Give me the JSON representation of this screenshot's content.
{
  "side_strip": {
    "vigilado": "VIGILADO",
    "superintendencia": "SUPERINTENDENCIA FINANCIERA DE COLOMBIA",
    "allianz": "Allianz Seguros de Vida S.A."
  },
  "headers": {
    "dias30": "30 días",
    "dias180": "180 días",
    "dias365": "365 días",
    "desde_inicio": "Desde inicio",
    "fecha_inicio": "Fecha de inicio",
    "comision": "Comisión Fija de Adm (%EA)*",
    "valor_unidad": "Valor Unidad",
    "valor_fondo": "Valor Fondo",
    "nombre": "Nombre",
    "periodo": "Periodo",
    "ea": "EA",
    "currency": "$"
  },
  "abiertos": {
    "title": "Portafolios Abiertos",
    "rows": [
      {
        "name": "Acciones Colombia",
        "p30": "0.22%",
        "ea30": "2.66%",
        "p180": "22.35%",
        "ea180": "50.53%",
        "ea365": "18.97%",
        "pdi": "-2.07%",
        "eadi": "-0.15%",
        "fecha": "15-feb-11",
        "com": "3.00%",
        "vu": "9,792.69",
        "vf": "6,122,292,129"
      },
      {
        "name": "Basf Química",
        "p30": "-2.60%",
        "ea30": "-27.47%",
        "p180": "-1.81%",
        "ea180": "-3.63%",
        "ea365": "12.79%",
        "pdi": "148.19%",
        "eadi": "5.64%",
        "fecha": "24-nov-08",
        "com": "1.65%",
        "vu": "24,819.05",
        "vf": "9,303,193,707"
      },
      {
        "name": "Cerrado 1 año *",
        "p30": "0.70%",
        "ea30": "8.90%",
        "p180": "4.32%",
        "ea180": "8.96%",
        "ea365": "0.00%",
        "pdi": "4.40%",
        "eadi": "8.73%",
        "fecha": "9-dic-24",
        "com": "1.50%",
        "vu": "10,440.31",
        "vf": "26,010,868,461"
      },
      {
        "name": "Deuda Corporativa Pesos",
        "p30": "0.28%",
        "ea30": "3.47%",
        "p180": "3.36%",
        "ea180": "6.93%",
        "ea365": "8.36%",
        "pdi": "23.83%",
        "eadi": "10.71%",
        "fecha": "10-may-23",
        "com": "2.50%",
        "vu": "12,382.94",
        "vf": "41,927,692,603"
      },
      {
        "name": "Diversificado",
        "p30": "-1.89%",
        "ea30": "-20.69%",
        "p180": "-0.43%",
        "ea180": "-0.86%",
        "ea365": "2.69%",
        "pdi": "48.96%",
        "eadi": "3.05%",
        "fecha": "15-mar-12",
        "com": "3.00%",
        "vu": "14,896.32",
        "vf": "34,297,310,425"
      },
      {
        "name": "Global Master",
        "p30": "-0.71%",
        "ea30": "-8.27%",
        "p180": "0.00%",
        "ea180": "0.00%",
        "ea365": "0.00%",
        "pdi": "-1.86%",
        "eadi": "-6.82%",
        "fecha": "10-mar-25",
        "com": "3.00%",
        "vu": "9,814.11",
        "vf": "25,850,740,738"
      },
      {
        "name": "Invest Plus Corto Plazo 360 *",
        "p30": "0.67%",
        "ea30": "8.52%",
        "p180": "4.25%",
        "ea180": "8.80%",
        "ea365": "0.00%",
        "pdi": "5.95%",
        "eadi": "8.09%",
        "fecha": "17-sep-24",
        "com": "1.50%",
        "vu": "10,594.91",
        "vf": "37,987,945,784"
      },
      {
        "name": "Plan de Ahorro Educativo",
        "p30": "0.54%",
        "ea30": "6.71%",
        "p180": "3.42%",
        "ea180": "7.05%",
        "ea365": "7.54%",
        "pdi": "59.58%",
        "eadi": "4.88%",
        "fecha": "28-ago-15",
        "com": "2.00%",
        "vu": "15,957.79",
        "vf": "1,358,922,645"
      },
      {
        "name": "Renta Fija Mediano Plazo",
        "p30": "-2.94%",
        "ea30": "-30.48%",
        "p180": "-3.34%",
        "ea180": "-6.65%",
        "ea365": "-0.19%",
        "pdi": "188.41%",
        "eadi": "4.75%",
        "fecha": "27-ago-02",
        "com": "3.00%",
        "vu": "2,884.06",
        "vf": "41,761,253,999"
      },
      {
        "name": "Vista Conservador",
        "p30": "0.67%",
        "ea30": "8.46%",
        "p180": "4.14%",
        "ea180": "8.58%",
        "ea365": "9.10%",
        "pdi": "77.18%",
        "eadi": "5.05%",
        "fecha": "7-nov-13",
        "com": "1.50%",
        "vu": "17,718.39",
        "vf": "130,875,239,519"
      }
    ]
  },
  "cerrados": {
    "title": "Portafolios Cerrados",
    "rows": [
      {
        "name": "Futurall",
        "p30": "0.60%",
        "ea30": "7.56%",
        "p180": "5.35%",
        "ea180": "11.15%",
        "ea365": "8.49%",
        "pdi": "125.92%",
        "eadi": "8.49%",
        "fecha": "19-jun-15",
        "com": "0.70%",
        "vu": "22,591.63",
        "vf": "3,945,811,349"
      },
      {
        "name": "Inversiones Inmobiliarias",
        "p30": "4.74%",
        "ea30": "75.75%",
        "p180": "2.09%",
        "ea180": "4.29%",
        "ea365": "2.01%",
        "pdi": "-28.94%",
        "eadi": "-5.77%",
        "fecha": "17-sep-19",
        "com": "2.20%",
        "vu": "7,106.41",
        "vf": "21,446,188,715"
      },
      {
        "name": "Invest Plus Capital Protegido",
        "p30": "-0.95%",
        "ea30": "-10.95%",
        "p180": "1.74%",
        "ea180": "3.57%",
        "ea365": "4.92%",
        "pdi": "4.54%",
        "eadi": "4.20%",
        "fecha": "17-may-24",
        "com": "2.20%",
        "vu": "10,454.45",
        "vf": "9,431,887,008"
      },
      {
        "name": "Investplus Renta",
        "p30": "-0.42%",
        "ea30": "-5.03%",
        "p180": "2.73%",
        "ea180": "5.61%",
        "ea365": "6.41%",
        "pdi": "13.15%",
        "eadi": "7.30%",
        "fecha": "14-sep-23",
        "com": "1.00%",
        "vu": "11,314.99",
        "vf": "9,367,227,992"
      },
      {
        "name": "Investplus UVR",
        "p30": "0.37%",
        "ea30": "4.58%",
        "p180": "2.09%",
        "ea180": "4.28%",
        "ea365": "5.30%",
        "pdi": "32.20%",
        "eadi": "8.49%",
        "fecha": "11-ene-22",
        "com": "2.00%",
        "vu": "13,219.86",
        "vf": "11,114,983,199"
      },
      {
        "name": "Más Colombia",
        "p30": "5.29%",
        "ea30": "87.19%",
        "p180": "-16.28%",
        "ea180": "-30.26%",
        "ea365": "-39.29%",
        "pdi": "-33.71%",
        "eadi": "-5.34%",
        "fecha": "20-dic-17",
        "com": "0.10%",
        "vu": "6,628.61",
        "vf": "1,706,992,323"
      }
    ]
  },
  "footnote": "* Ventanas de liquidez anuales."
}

※

- _The request_
Select every line of the material above holding the word "Investplus" and copy it.

- _Result for this exercise_
        "name": "Investplus Renta",
        "name": "Investplus UVR",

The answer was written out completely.